━━ Input rows ━━

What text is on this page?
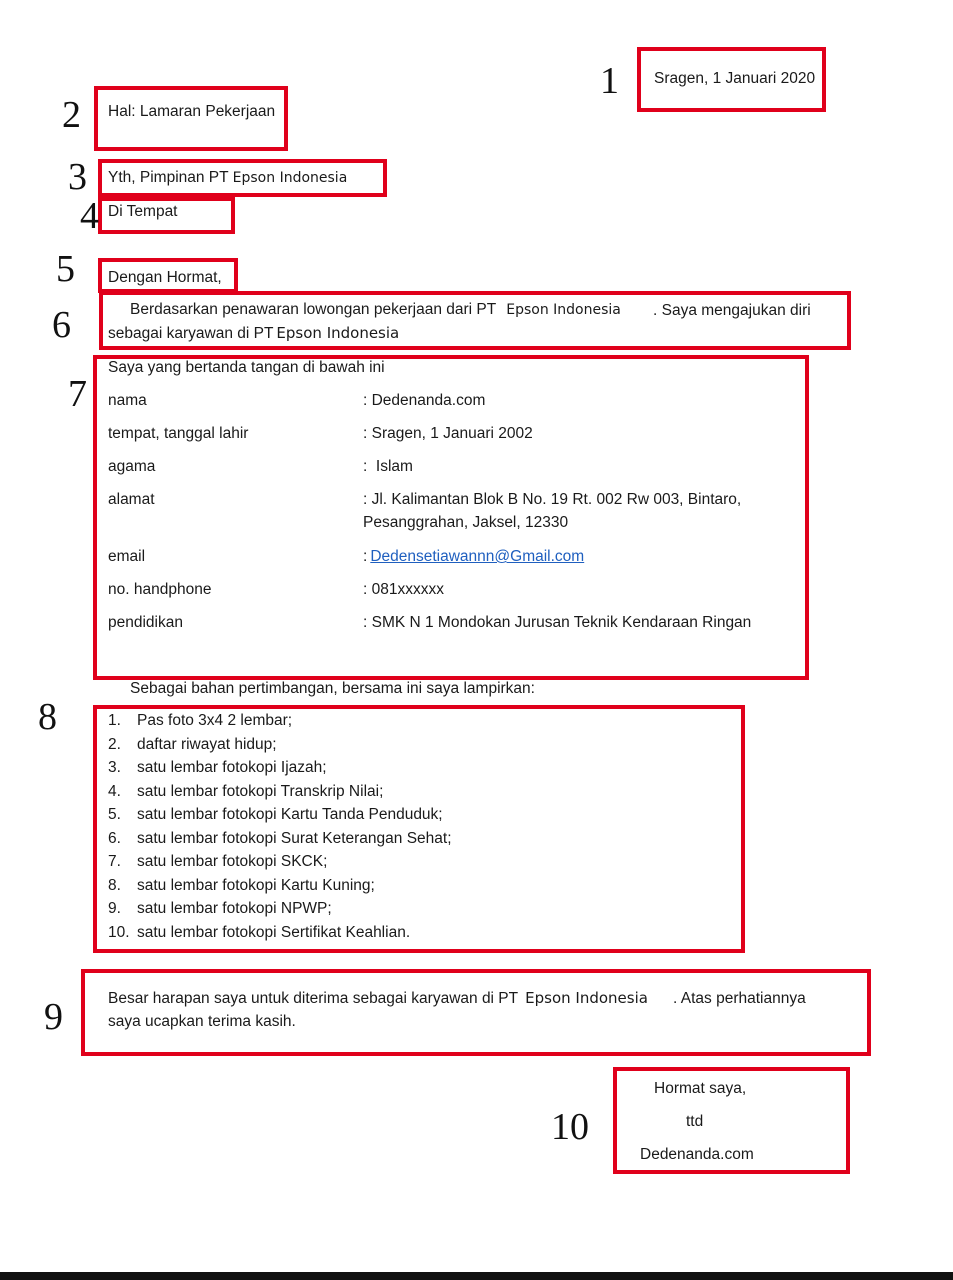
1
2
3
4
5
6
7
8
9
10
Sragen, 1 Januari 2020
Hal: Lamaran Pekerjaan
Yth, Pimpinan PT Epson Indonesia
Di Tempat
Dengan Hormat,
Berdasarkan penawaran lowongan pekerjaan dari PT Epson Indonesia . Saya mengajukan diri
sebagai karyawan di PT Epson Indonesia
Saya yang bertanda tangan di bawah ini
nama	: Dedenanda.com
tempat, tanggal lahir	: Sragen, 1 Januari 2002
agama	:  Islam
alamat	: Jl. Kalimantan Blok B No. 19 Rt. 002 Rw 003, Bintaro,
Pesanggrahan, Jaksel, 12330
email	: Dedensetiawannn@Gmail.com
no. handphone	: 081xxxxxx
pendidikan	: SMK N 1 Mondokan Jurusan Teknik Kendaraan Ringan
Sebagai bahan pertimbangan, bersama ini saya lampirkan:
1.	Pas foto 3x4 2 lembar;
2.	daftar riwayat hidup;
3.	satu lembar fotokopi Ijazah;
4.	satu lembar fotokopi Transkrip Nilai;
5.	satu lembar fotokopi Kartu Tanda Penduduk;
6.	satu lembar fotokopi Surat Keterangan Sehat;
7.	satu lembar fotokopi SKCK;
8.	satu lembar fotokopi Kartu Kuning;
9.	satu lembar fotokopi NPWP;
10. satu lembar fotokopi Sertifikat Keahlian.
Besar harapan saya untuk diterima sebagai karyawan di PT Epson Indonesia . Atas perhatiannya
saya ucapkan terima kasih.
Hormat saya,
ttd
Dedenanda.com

━━━

• **Exercise goal**
Return all lines containing the word "lembar".

• **Expected answer**
1.	Pas foto 3x4 2 lembar;
3.	satu lembar fotokopi Ijazah;
4.	satu lembar fotokopi Transkrip Nilai;
5.	satu lembar fotokopi Kartu Tanda Penduduk;
6.	satu lembar fotokopi Surat Keterangan Sehat;
7.	satu lembar fotokopi SKCK;
8.	satu lembar fotokopi Kartu Kuning;
9.	satu lembar fotokopi NPWP;
10. satu lembar fotokopi Sertifikat Keahlian.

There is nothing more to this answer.